** start Records for the exercise **

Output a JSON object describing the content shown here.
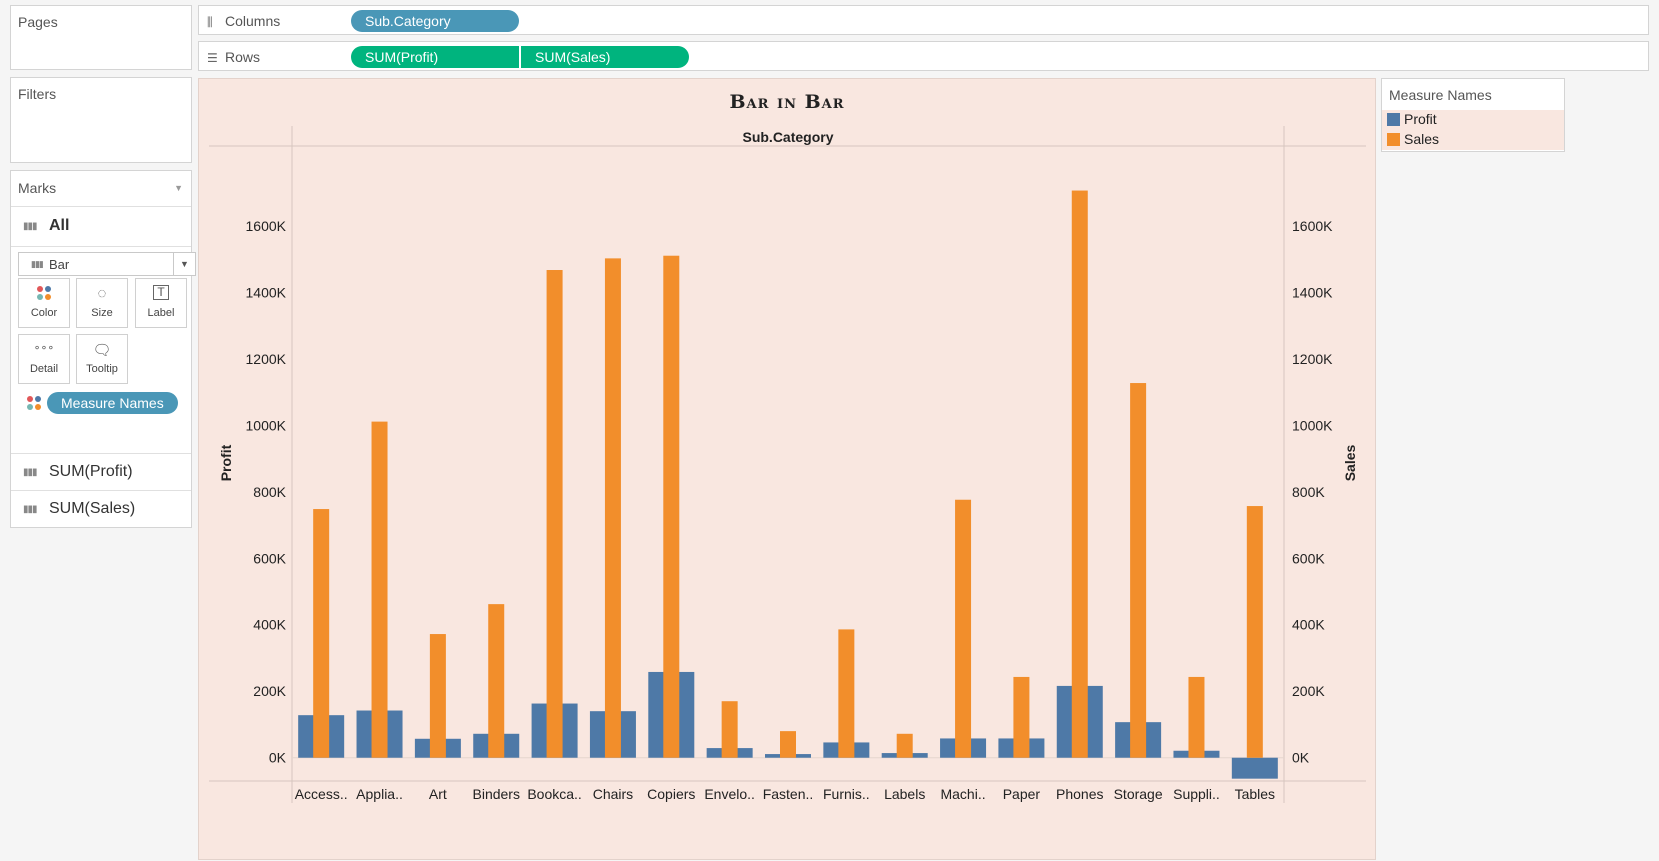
{
  "cards": {
    "pages": "Pages",
    "filters": "Filters"
  },
  "shelves": {
    "columns_label": "Columns",
    "rows_label": "Rows",
    "columns_pills": [
      "Sub.Category"
    ],
    "rows_pills": [
      "SUM(Profit)",
      "SUM(Sales)"
    ]
  },
  "marks": {
    "title": "Marks",
    "all_label": "All",
    "mark_type": "Bar",
    "buttons": [
      "Color",
      "Size",
      "Label",
      "Detail",
      "Tooltip"
    ],
    "color_pill": "Measure Names",
    "measures": [
      "SUM(Profit)",
      "SUM(Sales)"
    ]
  },
  "legend": {
    "title": "Measure Names",
    "items": [
      {
        "label": "Profit",
        "color": "#4e79a7"
      },
      {
        "label": "Sales",
        "color": "#f28e2b"
      }
    ]
  },
  "chart_data": {
    "type": "bar",
    "title": "Bar in Bar",
    "header": "Sub.Category",
    "left_axis_label": "Profit",
    "right_axis_label": "Sales",
    "ylim": [
      -70000,
      1840000
    ],
    "y_ticks": [
      0,
      200000,
      400000,
      600000,
      800000,
      1000000,
      1200000,
      1400000,
      1600000
    ],
    "y_tick_labels": [
      "0K",
      "200K",
      "400K",
      "600K",
      "800K",
      "1000K",
      "1200K",
      "1400K",
      "1600K"
    ],
    "categories": [
      "Access..",
      "Applia..",
      "Art",
      "Binders",
      "Bookca..",
      "Chairs",
      "Copiers",
      "Envelo..",
      "Fasten..",
      "Furnis..",
      "Labels",
      "Machi..",
      "Paper",
      "Phones",
      "Storage",
      "Suppli..",
      "Tables"
    ],
    "series": [
      {
        "name": "Profit",
        "color": "#4e79a7",
        "values": [
          128000,
          142000,
          57000,
          72000,
          163000,
          140000,
          258000,
          29000,
          11000,
          46000,
          14000,
          58000,
          58000,
          216000,
          107000,
          21000,
          -63000
        ]
      },
      {
        "name": "Sales",
        "color": "#f28e2b",
        "values": [
          748000,
          1011000,
          372000,
          462000,
          1467000,
          1502000,
          1510000,
          170000,
          80000,
          386000,
          72000,
          776000,
          243000,
          1706000,
          1127000,
          243000,
          757000
        ]
      }
    ],
    "grid": false,
    "legend_position": "right"
  }
}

** end Records for the exercise **

Aim of the exercise: Working from the entries above, return all lines that contain "title".

Solution to this problem:
    "title": "Marks",
    "title": "Measure Names",
    "title": "Bar in Bar",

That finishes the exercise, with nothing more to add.